Stored items:
____
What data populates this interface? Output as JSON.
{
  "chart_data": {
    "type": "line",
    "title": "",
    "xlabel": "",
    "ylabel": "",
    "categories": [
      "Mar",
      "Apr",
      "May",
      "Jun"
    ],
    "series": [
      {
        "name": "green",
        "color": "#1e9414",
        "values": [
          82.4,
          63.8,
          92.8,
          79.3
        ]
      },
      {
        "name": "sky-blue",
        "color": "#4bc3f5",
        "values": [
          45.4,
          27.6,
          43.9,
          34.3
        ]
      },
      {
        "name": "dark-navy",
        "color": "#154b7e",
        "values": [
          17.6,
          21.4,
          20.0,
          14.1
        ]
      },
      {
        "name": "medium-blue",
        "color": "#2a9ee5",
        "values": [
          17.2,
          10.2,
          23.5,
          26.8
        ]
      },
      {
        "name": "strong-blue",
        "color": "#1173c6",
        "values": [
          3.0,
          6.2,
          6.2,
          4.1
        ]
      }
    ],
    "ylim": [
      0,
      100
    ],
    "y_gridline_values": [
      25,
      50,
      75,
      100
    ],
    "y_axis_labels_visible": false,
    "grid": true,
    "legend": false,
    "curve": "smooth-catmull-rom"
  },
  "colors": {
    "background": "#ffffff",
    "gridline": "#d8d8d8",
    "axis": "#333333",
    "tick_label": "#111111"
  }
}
____
Output every record above exactly as it appears.

◆ **WRITTEN SOLUTION**:
What data populates this interface? Output as JSON.
{
  "chart_data": {
    "type": "line",
    "title": "",
    "xlabel": "",
    "ylabel": "",
    "categories": [
      "Mar",
      "Apr",
      "May",
      "Jun"
    ],
    "series": [
      {
        "name": "green",
        "color": "#1e9414",
        "values": [
          82.4,
          63.8,
          92.8,
          79.3
        ]
      },
      {
        "name": "sky-blue",
        "color": "#4bc3f5",
        "values": [
          45.4,
          27.6,
          43.9,
          34.3
        ]
      },
      {
        "name": "dark-navy",
        "color": "#154b7e",
        "values": [
          17.6,
          21.4,
          20.0,
          14.1
        ]
      },
      {
        "name": "medium-blue",
        "color": "#2a9ee5",
        "values": [
          17.2,
          10.2,
          23.5,
          26.8
        ]
      },
      {
        "name": "strong-blue",
        "color": "#1173c6",
        "values": [
          3.0,
          6.2,
          6.2,
          4.1
        ]
      }
    ],
    "ylim": [
      0,
      100
    ],
    "y_gridline_values": [
      25,
      50,
      75,
      100
    ],
    "y_axis_labels_visible": false,
    "grid": true,
    "legend": false,
    "curve": "smooth-catmull-rom"
  },
  "colors": {
    "background": "#ffffff",
    "gridline": "#d8d8d8",
    "axis": "#333333",
    "tick_label": "#111111"
  }
}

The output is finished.